## Exercise instructions
Could you transcribe the material below exactly, without leaving out a single line?
########################################
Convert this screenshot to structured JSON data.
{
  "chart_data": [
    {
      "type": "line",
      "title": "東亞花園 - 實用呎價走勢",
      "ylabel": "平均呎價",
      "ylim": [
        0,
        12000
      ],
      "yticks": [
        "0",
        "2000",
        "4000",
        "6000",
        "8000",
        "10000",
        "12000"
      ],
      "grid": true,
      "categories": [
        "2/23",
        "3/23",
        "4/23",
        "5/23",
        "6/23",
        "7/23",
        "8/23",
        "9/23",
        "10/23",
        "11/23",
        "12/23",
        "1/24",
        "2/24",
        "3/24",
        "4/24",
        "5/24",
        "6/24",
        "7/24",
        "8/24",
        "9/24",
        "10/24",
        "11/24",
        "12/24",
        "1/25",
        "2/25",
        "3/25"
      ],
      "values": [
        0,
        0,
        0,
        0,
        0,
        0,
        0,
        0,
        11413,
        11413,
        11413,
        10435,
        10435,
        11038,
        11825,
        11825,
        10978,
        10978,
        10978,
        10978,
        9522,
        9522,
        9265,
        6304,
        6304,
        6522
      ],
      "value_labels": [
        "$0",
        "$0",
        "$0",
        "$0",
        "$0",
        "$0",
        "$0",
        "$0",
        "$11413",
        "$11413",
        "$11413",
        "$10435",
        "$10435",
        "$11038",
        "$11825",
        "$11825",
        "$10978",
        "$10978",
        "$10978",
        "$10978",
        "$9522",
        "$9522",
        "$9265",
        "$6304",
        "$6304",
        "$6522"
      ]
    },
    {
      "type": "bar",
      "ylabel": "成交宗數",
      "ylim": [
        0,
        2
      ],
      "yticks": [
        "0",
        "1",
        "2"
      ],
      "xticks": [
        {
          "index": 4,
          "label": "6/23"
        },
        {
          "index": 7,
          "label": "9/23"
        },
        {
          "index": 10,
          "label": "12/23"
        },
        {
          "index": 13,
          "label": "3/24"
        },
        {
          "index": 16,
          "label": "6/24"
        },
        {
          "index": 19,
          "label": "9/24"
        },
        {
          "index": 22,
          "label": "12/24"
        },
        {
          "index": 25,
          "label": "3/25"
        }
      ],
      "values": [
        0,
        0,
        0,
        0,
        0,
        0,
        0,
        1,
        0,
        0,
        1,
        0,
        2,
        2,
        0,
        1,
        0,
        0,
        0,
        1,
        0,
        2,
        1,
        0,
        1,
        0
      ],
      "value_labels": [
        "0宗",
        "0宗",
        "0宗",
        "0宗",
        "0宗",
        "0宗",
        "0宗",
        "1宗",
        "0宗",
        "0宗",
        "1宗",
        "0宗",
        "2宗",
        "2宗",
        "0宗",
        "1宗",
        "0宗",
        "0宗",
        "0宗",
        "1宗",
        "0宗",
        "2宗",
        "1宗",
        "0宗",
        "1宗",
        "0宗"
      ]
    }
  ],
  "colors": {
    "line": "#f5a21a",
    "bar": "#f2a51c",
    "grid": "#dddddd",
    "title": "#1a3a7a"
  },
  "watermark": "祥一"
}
########################################
## Result of the exercise
Convert this screenshot to structured JSON data.
{
  "chart_data": [
    {
      "type": "line",
      "title": "東亞花園 - 實用呎價走勢",
      "ylabel": "平均呎價",
      "ylim": [
        0,
        12000
      ],
      "yticks": [
        "0",
        "2000",
        "4000",
        "6000",
        "8000",
        "10000",
        "12000"
      ],
      "grid": true,
      "categories": [
        "2/23",
        "3/23",
        "4/23",
        "5/23",
        "6/23",
        "7/23",
        "8/23",
        "9/23",
        "10/23",
        "11/23",
        "12/23",
        "1/24",
        "2/24",
        "3/24",
        "4/24",
        "5/24",
        "6/24",
        "7/24",
        "8/24",
        "9/24",
        "10/24",
        "11/24",
        "12/24",
        "1/25",
        "2/25",
        "3/25"
      ],
      "values": [
        0,
        0,
        0,
        0,
        0,
        0,
        0,
        0,
        11413,
        11413,
        11413,
        10435,
        10435,
        11038,
        11825,
        11825,
        10978,
        10978,
        10978,
        10978,
        9522,
        9522,
        9265,
        6304,
        6304,
        6522
      ],
      "value_labels": [
        "$0",
        "$0",
        "$0",
        "$0",
        "$0",
        "$0",
        "$0",
        "$0",
        "$11413",
        "$11413",
        "$11413",
        "$10435",
        "$10435",
        "$11038",
        "$11825",
        "$11825",
        "$10978",
        "$10978",
        "$10978",
        "$10978",
        "$9522",
        "$9522",
        "$9265",
        "$6304",
        "$6304",
        "$6522"
      ]
    },
    {
      "type": "bar",
      "ylabel": "成交宗數",
      "ylim": [
        0,
        2
      ],
      "yticks": [
        "0",
        "1",
        "2"
      ],
      "xticks": [
        {
          "index": 4,
          "label": "6/23"
        },
        {
          "index": 7,
          "label": "9/23"
        },
        {
          "index": 10,
          "label": "12/23"
        },
        {
          "index": 13,
          "label": "3/24"
        },
        {
          "index": 16,
          "label": "6/24"
        },
        {
          "index": 19,
          "label": "9/24"
        },
        {
          "index": 22,
          "label": "12/24"
        },
        {
          "index": 25,
          "label": "3/25"
        }
      ],
      "values": [
        0,
        0,
        0,
        0,
        0,
        0,
        0,
        1,
        0,
        0,
        1,
        0,
        2,
        2,
        0,
        1,
        0,
        0,
        0,
        1,
        0,
        2,
        1,
        0,
        1,
        0
      ],
      "value_labels": [
        "0宗",
        "0宗",
        "0宗",
        "0宗",
        "0宗",
        "0宗",
        "0宗",
        "1宗",
        "0宗",
        "0宗",
        "1宗",
        "0宗",
        "2宗",
        "2宗",
        "0宗",
        "1宗",
        "0宗",
        "0宗",
        "0宗",
        "1宗",
        "0宗",
        "2宗",
        "1宗",
        "0宗",
        "1宗",
        "0宗"
      ]
    }
  ],
  "colors": {
    "line": "#f5a21a",
    "bar": "#f2a51c",
    "grid": "#dddddd",
    "title": "#1a3a7a"
  },
  "watermark": "祥一"
}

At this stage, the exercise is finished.